● AIM OF THE EXERCISE
Read the data and repeat all of it exactly.

[Begin]

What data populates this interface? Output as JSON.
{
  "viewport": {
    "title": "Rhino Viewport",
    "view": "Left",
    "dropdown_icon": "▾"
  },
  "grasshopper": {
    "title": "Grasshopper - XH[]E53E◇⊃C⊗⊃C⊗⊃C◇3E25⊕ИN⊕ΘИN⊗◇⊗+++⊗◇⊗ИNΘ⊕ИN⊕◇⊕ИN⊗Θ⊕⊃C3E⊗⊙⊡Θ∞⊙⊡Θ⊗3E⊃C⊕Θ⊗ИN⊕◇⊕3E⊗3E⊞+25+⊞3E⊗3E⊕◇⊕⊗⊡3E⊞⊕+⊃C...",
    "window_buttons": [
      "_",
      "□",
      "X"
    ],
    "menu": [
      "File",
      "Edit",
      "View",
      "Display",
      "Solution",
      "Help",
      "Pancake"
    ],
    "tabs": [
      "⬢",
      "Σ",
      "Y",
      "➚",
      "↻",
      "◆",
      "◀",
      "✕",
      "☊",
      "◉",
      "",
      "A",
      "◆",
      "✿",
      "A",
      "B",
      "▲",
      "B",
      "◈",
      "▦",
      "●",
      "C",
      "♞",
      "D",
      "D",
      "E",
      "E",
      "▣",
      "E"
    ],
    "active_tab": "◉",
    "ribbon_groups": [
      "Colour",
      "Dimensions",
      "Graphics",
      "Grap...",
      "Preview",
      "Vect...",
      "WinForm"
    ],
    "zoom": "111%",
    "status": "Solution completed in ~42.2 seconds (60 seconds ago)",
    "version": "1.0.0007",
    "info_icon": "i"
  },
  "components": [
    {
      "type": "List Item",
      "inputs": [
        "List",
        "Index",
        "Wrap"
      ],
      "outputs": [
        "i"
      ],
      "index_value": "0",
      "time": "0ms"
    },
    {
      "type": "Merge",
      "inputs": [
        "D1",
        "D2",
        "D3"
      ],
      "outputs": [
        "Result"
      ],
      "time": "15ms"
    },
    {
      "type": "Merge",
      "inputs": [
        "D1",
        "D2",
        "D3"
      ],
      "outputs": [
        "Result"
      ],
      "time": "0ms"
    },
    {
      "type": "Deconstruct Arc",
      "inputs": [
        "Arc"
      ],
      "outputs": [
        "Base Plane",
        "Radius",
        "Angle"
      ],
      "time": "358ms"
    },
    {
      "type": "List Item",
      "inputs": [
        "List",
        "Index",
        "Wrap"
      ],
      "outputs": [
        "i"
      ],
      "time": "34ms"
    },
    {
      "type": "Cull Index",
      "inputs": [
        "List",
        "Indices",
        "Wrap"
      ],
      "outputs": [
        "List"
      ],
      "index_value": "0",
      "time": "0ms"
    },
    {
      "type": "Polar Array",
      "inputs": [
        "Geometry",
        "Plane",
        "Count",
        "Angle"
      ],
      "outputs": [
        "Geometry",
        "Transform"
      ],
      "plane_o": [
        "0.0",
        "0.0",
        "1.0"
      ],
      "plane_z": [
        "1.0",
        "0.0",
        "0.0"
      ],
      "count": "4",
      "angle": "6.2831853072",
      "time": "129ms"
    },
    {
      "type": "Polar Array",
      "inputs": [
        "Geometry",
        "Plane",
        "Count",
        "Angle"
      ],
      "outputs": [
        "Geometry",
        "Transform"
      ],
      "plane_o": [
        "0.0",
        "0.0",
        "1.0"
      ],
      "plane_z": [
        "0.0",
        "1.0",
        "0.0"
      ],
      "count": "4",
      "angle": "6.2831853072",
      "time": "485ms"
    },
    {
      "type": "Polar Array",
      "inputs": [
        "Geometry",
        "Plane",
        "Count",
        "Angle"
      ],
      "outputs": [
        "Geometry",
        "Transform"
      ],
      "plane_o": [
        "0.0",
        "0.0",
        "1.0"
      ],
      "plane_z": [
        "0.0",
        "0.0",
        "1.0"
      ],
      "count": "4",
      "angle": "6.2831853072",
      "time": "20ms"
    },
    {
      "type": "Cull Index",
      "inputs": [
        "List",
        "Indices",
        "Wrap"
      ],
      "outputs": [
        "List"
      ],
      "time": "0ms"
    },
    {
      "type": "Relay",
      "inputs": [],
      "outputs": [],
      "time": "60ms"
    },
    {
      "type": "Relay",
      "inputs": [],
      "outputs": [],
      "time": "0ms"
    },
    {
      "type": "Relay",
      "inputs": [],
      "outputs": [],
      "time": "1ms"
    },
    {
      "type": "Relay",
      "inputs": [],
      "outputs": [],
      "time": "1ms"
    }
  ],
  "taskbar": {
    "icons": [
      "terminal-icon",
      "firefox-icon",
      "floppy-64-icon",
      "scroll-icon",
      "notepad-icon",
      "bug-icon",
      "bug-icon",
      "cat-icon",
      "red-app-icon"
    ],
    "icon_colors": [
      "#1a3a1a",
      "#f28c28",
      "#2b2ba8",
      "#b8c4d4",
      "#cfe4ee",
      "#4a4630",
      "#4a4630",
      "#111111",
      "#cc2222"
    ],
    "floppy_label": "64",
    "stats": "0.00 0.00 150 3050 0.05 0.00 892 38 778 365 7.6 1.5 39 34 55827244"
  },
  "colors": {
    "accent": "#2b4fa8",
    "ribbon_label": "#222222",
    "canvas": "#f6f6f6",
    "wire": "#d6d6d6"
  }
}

[End]

● ANSWER IN FULL
What data populates this interface? Output as JSON.
{
  "viewport": {
    "title": "Rhino Viewport",
    "view": "Left",
    "dropdown_icon": "▾"
  },
  "grasshopper": {
    "title": "Grasshopper - XH[]E53E◇⊃C⊗⊃C⊗⊃C◇3E25⊕ИN⊕ΘИN⊗◇⊗+++⊗◇⊗ИNΘ⊕ИN⊕◇⊕ИN⊗Θ⊕⊃C3E⊗⊙⊡Θ∞⊙⊡Θ⊗3E⊃C⊕Θ⊗ИN⊕◇⊕3E⊗3E⊞+25+⊞3E⊗3E⊕◇⊕⊗⊡3E⊞⊕+⊃C...",
    "window_buttons": [
      "_",
      "□",
      "X"
    ],
    "menu": [
      "File",
      "Edit",
      "View",
      "Display",
      "Solution",
      "Help",
      "Pancake"
    ],
    "tabs": [
      "⬢",
      "Σ",
      "Y",
      "➚",
      "↻",
      "◆",
      "◀",
      "✕",
      "☊",
      "◉",
      "",
      "A",
      "◆",
      "✿",
      "A",
      "B",
      "▲",
      "B",
      "◈",
      "▦",
      "●",
      "C",
      "♞",
      "D",
      "D",
      "E",
      "E",
      "▣",
      "E"
    ],
    "active_tab": "◉",
    "ribbon_groups": [
      "Colour",
      "Dimensions",
      "Graphics",
      "Grap...",
      "Preview",
      "Vect...",
      "WinForm"
    ],
    "zoom": "111%",
    "status": "Solution completed in ~42.2 seconds (60 seconds ago)",
    "version": "1.0.0007",
    "info_icon": "i"
  },
  "components": [
    {
      "type": "List Item",
      "inputs": [
        "List",
        "Index",
        "Wrap"
      ],
      "outputs": [
        "i"
      ],
      "index_value": "0",
      "time": "0ms"
    },
    {
      "type": "Merge",
      "inputs": [
        "D1",
        "D2",
        "D3"
      ],
      "outputs": [
        "Result"
      ],
      "time": "15ms"
    },
    {
      "type": "Merge",
      "inputs": [
        "D1",
        "D2",
        "D3"
      ],
      "outputs": [
        "Result"
      ],
      "time": "0ms"
    },
    {
      "type": "Deconstruct Arc",
      "inputs": [
        "Arc"
      ],
      "outputs": [
        "Base Plane",
        "Radius",
        "Angle"
      ],
      "time": "358ms"
    },
    {
      "type": "List Item",
      "inputs": [
        "List",
        "Index",
        "Wrap"
      ],
      "outputs": [
        "i"
      ],
      "time": "34ms"
    },
    {
      "type": "Cull Index",
      "inputs": [
        "List",
        "Indices",
        "Wrap"
      ],
      "outputs": [
        "List"
      ],
      "index_value": "0",
      "time": "0ms"
    },
    {
      "type": "Polar Array",
      "inputs": [
        "Geometry",
        "Plane",
        "Count",
        "Angle"
      ],
      "outputs": [
        "Geometry",
        "Transform"
      ],
      "plane_o": [
        "0.0",
        "0.0",
        "1.0"
      ],
      "plane_z": [
        "1.0",
        "0.0",
        "0.0"
      ],
      "count": "4",
      "angle": "6.2831853072",
      "time": "129ms"
    },
    {
      "type": "Polar Array",
      "inputs": [
        "Geometry",
        "Plane",
        "Count",
        "Angle"
      ],
      "outputs": [
        "Geometry",
        "Transform"
      ],
      "plane_o": [
        "0.0",
        "0.0",
        "1.0"
      ],
      "plane_z": [
        "0.0",
        "1.0",
        "0.0"
      ],
      "count": "4",
      "angle": "6.2831853072",
      "time": "485ms"
    },
    {
      "type": "Polar Array",
      "inputs": [
        "Geometry",
        "Plane",
        "Count",
        "Angle"
      ],
      "outputs": [
        "Geometry",
        "Transform"
      ],
      "plane_o": [
        "0.0",
        "0.0",
        "1.0"
      ],
      "plane_z": [
        "0.0",
        "0.0",
        "1.0"
      ],
      "count": "4",
      "angle": "6.2831853072",
      "time": "20ms"
    },
    {
      "type": "Cull Index",
      "inputs": [
        "List",
        "Indices",
        "Wrap"
      ],
      "outputs": [
        "List"
      ],
      "time": "0ms"
    },
    {
      "type": "Relay",
      "inputs": [],
      "outputs": [],
      "time": "60ms"
    },
    {
      "type": "Relay",
      "inputs": [],
      "outputs": [],
      "time": "0ms"
    },
    {
      "type": "Relay",
      "inputs": [],
      "outputs": [],
      "time": "1ms"
    },
    {
      "type": "Relay",
      "inputs": [],
      "outputs": [],
      "time": "1ms"
    }
  ],
  "taskbar": {
    "icons": [
      "terminal-icon",
      "firefox-icon",
      "floppy-64-icon",
      "scroll-icon",
      "notepad-icon",
      "bug-icon",
      "bug-icon",
      "cat-icon",
      "red-app-icon"
    ],
    "icon_colors": [
      "#1a3a1a",
      "#f28c28",
      "#2b2ba8",
      "#b8c4d4",
      "#cfe4ee",
      "#4a4630",
      "#4a4630",
      "#111111",
      "#cc2222"
    ],
    "floppy_label": "64",
    "stats": "0.00 0.00 150 3050 0.05 0.00 892 38 778 365 7.6 1.5 39 34 55827244"
  },
  "colors": {
    "accent": "#2b4fa8",
    "ribbon_label": "#222222",
    "canvas": "#f6f6f6",
    "wire": "#d6d6d6"
  }
}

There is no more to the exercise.